#### [SHORT EXERCISE]
Output the records exactly. Include every line.

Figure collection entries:
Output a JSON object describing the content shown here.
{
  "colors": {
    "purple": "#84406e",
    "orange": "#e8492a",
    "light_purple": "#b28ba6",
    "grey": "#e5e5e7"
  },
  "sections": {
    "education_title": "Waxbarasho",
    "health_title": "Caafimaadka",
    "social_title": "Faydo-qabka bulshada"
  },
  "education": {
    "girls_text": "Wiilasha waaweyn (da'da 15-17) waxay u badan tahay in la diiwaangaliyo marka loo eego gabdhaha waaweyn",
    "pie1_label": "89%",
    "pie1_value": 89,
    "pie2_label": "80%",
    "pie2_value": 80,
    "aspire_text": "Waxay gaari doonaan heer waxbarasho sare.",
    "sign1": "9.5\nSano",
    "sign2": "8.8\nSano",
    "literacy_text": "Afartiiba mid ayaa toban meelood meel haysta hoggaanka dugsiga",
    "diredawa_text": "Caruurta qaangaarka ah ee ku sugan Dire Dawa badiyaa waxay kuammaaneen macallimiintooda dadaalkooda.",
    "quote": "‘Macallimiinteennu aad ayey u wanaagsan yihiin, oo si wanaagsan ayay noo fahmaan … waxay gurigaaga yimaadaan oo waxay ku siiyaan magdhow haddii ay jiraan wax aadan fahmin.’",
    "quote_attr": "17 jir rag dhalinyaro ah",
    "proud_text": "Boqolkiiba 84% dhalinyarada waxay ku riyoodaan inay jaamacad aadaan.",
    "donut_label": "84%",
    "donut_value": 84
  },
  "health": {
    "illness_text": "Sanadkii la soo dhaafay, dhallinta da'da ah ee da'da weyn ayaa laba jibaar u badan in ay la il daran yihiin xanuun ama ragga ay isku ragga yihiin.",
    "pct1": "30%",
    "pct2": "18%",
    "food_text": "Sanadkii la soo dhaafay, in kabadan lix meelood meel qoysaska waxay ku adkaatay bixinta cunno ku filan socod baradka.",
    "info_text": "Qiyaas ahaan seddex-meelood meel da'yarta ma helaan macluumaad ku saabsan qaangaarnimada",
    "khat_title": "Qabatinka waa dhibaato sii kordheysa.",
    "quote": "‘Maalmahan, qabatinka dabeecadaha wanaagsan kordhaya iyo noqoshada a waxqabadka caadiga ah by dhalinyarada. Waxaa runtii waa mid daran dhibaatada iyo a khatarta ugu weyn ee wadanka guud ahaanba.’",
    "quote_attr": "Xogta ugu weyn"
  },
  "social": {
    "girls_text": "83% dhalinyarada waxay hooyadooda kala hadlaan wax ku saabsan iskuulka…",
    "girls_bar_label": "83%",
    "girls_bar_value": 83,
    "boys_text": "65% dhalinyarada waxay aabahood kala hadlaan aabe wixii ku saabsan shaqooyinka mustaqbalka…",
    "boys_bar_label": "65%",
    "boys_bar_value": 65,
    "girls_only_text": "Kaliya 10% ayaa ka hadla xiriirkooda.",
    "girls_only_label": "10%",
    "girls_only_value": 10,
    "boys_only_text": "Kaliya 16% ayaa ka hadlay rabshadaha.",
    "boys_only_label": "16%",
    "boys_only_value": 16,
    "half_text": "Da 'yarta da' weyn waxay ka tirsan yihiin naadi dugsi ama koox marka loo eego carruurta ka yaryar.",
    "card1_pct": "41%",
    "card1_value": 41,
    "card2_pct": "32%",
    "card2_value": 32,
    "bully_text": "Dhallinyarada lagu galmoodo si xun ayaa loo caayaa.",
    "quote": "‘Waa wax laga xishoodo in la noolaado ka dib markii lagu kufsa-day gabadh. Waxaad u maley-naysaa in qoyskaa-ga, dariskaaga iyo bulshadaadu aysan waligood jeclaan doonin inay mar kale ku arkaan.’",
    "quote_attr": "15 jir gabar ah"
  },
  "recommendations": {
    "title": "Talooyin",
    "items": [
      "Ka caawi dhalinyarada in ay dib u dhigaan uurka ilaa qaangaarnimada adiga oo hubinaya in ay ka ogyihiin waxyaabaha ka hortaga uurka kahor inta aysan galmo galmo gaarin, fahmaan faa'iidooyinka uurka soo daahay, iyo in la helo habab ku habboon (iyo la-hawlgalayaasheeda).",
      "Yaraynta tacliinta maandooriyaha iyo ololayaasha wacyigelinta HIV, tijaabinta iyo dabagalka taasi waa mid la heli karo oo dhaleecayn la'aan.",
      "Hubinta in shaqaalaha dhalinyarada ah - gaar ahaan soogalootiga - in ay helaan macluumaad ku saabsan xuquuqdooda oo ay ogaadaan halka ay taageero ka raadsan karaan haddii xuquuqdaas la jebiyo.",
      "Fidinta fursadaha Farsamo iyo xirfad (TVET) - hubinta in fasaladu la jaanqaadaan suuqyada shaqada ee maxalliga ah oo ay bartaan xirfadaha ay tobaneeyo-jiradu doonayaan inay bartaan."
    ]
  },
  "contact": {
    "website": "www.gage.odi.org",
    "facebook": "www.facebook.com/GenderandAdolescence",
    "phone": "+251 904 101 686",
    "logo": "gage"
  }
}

#### [FINISHED EXERCISE]
Output a JSON object describing the content shown here.
{
  "colors": {
    "purple": "#84406e",
    "orange": "#e8492a",
    "light_purple": "#b28ba6",
    "grey": "#e5e5e7"
  },
  "sections": {
    "education_title": "Waxbarasho",
    "health_title": "Caafimaadka",
    "social_title": "Faydo-qabka bulshada"
  },
  "education": {
    "girls_text": "Wiilasha waaweyn (da'da 15-17) waxay u badan tahay in la diiwaangaliyo marka loo eego gabdhaha waaweyn",
    "pie1_label": "89%",
    "pie1_value": 89,
    "pie2_label": "80%",
    "pie2_value": 80,
    "aspire_text": "Waxay gaari doonaan heer waxbarasho sare.",
    "sign1": "9.5\nSano",
    "sign2": "8.8\nSano",
    "literacy_text": "Afartiiba mid ayaa toban meelood meel haysta hoggaanka dugsiga",
    "diredawa_text": "Caruurta qaangaarka ah ee ku sugan Dire Dawa badiyaa waxay kuammaaneen macallimiintooda dadaalkooda.",
    "quote": "‘Macallimiinteennu aad ayey u wanaagsan yihiin, oo si wanaagsan ayay noo fahmaan … waxay gurigaaga yimaadaan oo waxay ku siiyaan magdhow haddii ay jiraan wax aadan fahmin.’",
    "quote_attr": "17 jir rag dhalinyaro ah",
    "proud_text": "Boqolkiiba 84% dhalinyarada waxay ku riyoodaan inay jaamacad aadaan.",
    "donut_label": "84%",
    "donut_value": 84
  },
  "health": {
    "illness_text": "Sanadkii la soo dhaafay, dhallinta da'da ah ee da'da weyn ayaa laba jibaar u badan in ay la il daran yihiin xanuun ama ragga ay isku ragga yihiin.",
    "pct1": "30%",
    "pct2": "18%",
    "food_text": "Sanadkii la soo dhaafay, in kabadan lix meelood meel qoysaska waxay ku adkaatay bixinta cunno ku filan socod baradka.",
    "info_text": "Qiyaas ahaan seddex-meelood meel da'yarta ma helaan macluumaad ku saabsan qaangaarnimada",
    "khat_title": "Qabatinka waa dhibaato sii kordheysa.",
    "quote": "‘Maalmahan, qabatinka dabeecadaha wanaagsan kordhaya iyo noqoshada a waxqabadka caadiga ah by dhalinyarada. Waxaa runtii waa mid daran dhibaatada iyo a khatarta ugu weyn ee wadanka guud ahaanba.’",
    "quote_attr": "Xogta ugu weyn"
  },
  "social": {
    "girls_text": "83% dhalinyarada waxay hooyadooda kala hadlaan wax ku saabsan iskuulka…",
    "girls_bar_label": "83%",
    "girls_bar_value": 83,
    "boys_text": "65% dhalinyarada waxay aabahood kala hadlaan aabe wixii ku saabsan shaqooyinka mustaqbalka…",
    "boys_bar_label": "65%",
    "boys_bar_value": 65,
    "girls_only_text": "Kaliya 10% ayaa ka hadla xiriirkooda.",
    "girls_only_label": "10%",
    "girls_only_value": 10,
    "boys_only_text": "Kaliya 16% ayaa ka hadlay rabshadaha.",
    "boys_only_label": "16%",
    "boys_only_value": 16,
    "half_text": "Da 'yarta da' weyn waxay ka tirsan yihiin naadi dugsi ama koox marka loo eego carruurta ka yaryar.",
    "card1_pct": "41%",
    "card1_value": 41,
    "card2_pct": "32%",
    "card2_value": 32,
    "bully_text": "Dhallinyarada lagu galmoodo si xun ayaa loo caayaa.",
    "quote": "‘Waa wax laga xishoodo in la noolaado ka dib markii lagu kufsa-day gabadh. Waxaad u maley-naysaa in qoyskaa-ga, dariskaaga iyo bulshadaadu aysan waligood jeclaan doonin inay mar kale ku arkaan.’",
    "quote_attr": "15 jir gabar ah"
  },
  "recommendations": {
    "title": "Talooyin",
    "items": [
      "Ka caawi dhalinyarada in ay dib u dhigaan uurka ilaa qaangaarnimada adiga oo hubinaya in ay ka ogyihiin waxyaabaha ka hortaga uurka kahor inta aysan galmo galmo gaarin, fahmaan faa'iidooyinka uurka soo daahay, iyo in la helo habab ku habboon (iyo la-hawlgalayaasheeda).",
      "Yaraynta tacliinta maandooriyaha iyo ololayaasha wacyigelinta HIV, tijaabinta iyo dabagalka taasi waa mid la heli karo oo dhaleecayn la'aan.",
      "Hubinta in shaqaalaha dhalinyarada ah - gaar ahaan soogalootiga - in ay helaan macluumaad ku saabsan xuquuqdooda oo ay ogaadaan halka ay taageero ka raadsan karaan haddii xuquuqdaas la jebiyo.",
      "Fidinta fursadaha Farsamo iyo xirfad (TVET) - hubinta in fasaladu la jaanqaadaan suuqyada shaqada ee maxalliga ah oo ay bartaan xirfadaha ay tobaneeyo-jiradu doonayaan inay bartaan."
    ]
  },
  "contact": {
    "website": "www.gage.odi.org",
    "facebook": "www.facebook.com/GenderandAdolescence",
    "phone": "+251 904 101 686",
    "logo": "gage"
  }
}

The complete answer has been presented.